The problem: Omit the pictures and output every entry below exactly as written.

-- begin Records shown --

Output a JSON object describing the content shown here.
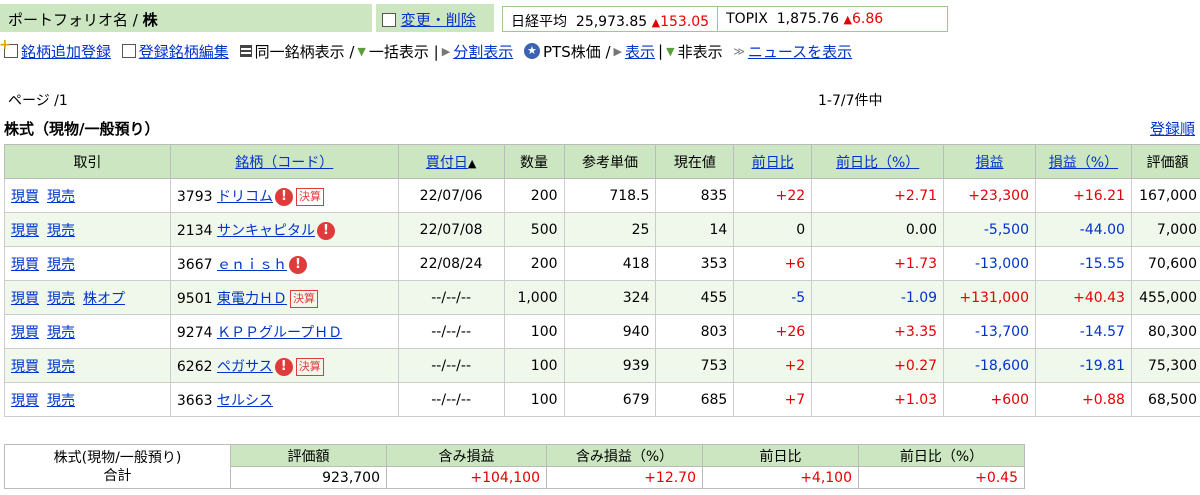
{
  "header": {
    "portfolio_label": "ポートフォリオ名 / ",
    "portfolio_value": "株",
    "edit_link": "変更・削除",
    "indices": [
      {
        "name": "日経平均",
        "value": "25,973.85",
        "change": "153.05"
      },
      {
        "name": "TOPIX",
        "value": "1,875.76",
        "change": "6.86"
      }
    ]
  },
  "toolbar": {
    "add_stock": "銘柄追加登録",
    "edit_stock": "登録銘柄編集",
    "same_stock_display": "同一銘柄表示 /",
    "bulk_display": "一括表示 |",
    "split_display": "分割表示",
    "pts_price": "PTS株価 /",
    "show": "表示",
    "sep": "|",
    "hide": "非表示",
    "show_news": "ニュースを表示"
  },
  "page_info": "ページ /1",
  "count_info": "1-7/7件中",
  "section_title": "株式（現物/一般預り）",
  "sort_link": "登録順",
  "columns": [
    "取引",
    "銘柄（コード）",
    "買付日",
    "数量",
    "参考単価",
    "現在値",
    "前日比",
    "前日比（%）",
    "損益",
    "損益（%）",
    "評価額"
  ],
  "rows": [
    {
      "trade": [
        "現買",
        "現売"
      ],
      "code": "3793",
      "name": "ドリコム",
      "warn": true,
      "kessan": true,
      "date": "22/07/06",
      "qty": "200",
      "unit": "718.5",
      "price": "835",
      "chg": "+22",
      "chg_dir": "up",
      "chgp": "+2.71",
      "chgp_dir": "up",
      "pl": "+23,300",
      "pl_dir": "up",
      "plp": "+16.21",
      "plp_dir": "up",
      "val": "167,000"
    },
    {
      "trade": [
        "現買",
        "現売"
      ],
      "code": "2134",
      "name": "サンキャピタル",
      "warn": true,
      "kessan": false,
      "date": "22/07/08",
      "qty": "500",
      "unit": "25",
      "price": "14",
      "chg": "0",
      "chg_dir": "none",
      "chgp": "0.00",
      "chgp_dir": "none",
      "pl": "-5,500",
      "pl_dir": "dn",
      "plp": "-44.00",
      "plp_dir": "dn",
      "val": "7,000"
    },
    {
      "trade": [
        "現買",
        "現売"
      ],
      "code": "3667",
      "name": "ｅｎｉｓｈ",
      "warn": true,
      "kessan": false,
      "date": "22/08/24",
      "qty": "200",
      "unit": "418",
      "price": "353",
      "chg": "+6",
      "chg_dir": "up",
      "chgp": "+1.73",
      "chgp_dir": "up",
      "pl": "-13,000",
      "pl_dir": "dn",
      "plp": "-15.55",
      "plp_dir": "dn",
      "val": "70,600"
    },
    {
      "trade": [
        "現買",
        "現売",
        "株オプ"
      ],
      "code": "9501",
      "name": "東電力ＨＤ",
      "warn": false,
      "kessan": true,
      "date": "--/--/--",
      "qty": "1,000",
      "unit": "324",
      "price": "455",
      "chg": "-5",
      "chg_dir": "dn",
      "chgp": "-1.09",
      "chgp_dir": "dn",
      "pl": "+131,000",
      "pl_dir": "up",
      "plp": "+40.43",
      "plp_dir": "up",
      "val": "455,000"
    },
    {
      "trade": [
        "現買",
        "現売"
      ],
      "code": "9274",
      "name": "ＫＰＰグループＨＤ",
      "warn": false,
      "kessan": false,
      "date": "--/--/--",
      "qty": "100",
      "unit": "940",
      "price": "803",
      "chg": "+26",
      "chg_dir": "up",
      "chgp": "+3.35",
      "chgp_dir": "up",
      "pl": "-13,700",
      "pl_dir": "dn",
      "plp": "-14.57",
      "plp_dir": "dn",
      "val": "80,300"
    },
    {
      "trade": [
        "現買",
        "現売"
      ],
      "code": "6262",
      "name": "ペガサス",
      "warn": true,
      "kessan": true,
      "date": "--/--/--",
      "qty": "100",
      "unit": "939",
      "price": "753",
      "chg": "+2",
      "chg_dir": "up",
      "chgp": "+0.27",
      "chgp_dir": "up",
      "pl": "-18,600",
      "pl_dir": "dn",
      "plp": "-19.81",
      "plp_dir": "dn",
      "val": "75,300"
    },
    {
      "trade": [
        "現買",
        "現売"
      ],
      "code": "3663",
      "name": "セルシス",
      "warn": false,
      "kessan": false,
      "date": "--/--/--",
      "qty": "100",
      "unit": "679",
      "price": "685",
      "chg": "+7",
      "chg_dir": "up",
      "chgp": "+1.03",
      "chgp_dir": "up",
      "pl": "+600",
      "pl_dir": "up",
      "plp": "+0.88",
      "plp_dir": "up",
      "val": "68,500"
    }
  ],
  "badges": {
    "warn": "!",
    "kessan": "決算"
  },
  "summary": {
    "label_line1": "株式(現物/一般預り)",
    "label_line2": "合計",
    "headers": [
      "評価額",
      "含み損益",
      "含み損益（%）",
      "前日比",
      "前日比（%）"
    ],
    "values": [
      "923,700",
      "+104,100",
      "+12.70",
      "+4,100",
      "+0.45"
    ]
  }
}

-- end Records shown --

Exercise result:
Output a JSON object describing the content shown here.
{
  "header": {
    "portfolio_label": "ポートフォリオ名 / ",
    "portfolio_value": "株",
    "edit_link": "変更・削除",
    "indices": [
      {
        "name": "日経平均",
        "value": "25,973.85",
        "change": "153.05"
      },
      {
        "name": "TOPIX",
        "value": "1,875.76",
        "change": "6.86"
      }
    ]
  },
  "toolbar": {
    "add_stock": "銘柄追加登録",
    "edit_stock": "登録銘柄編集",
    "same_stock_display": "同一銘柄表示 /",
    "bulk_display": "一括表示 |",
    "split_display": "分割表示",
    "pts_price": "PTS株価 /",
    "show": "表示",
    "sep": "|",
    "hide": "非表示",
    "show_news": "ニュースを表示"
  },
  "page_info": "ページ /1",
  "count_info": "1-7/7件中",
  "section_title": "株式（現物/一般預り）",
  "sort_link": "登録順",
  "columns": [
    "取引",
    "銘柄（コード）",
    "買付日",
    "数量",
    "参考単価",
    "現在値",
    "前日比",
    "前日比（%）",
    "損益",
    "損益（%）",
    "評価額"
  ],
  "rows": [
    {
      "trade": [
        "現買",
        "現売"
      ],
      "code": "3793",
      "name": "ドリコム",
      "warn": true,
      "kessan": true,
      "date": "22/07/06",
      "qty": "200",
      "unit": "718.5",
      "price": "835",
      "chg": "+22",
      "chg_dir": "up",
      "chgp": "+2.71",
      "chgp_dir": "up",
      "pl": "+23,300",
      "pl_dir": "up",
      "plp": "+16.21",
      "plp_dir": "up",
      "val": "167,000"
    },
    {
      "trade": [
        "現買",
        "現売"
      ],
      "code": "2134",
      "name": "サンキャピタル",
      "warn": true,
      "kessan": false,
      "date": "22/07/08",
      "qty": "500",
      "unit": "25",
      "price": "14",
      "chg": "0",
      "chg_dir": "none",
      "chgp": "0.00",
      "chgp_dir": "none",
      "pl": "-5,500",
      "pl_dir": "dn",
      "plp": "-44.00",
      "plp_dir": "dn",
      "val": "7,000"
    },
    {
      "trade": [
        "現買",
        "現売"
      ],
      "code": "3667",
      "name": "ｅｎｉｓｈ",
      "warn": true,
      "kessan": false,
      "date": "22/08/24",
      "qty": "200",
      "unit": "418",
      "price": "353",
      "chg": "+6",
      "chg_dir": "up",
      "chgp": "+1.73",
      "chgp_dir": "up",
      "pl": "-13,000",
      "pl_dir": "dn",
      "plp": "-15.55",
      "plp_dir": "dn",
      "val": "70,600"
    },
    {
      "trade": [
        "現買",
        "現売",
        "株オプ"
      ],
      "code": "9501",
      "name": "東電力ＨＤ",
      "warn": false,
      "kessan": true,
      "date": "--/--/--",
      "qty": "1,000",
      "unit": "324",
      "price": "455",
      "chg": "-5",
      "chg_dir": "dn",
      "chgp": "-1.09",
      "chgp_dir": "dn",
      "pl": "+131,000",
      "pl_dir": "up",
      "plp": "+40.43",
      "plp_dir": "up",
      "val": "455,000"
    },
    {
      "trade": [
        "現買",
        "現売"
      ],
      "code": "9274",
      "name": "ＫＰＰグループＨＤ",
      "warn": false,
      "kessan": false,
      "date": "--/--/--",
      "qty": "100",
      "unit": "940",
      "price": "803",
      "chg": "+26",
      "chg_dir": "up",
      "chgp": "+3.35",
      "chgp_dir": "up",
      "pl": "-13,700",
      "pl_dir": "dn",
      "plp": "-14.57",
      "plp_dir": "dn",
      "val": "80,300"
    },
    {
      "trade": [
        "現買",
        "現売"
      ],
      "code": "6262",
      "name": "ペガサス",
      "warn": true,
      "kessan": true,
      "date": "--/--/--",
      "qty": "100",
      "unit": "939",
      "price": "753",
      "chg": "+2",
      "chg_dir": "up",
      "chgp": "+0.27",
      "chgp_dir": "up",
      "pl": "-18,600",
      "pl_dir": "dn",
      "plp": "-19.81",
      "plp_dir": "dn",
      "val": "75,300"
    },
    {
      "trade": [
        "現買",
        "現売"
      ],
      "code": "3663",
      "name": "セルシス",
      "warn": false,
      "kessan": false,
      "date": "--/--/--",
      "qty": "100",
      "unit": "679",
      "price": "685",
      "chg": "+7",
      "chg_dir": "up",
      "chgp": "+1.03",
      "chgp_dir": "up",
      "pl": "+600",
      "pl_dir": "up",
      "plp": "+0.88",
      "plp_dir": "up",
      "val": "68,500"
    }
  ],
  "badges": {
    "warn": "!",
    "kessan": "決算"
  },
  "summary": {
    "label_line1": "株式(現物/一般預り)",
    "label_line2": "合計",
    "headers": [
      "評価額",
      "含み損益",
      "含み損益（%）",
      "前日比",
      "前日比（%）"
    ],
    "values": [
      "923,700",
      "+104,100",
      "+12.70",
      "+4,100",
      "+0.45"
    ]
  }
}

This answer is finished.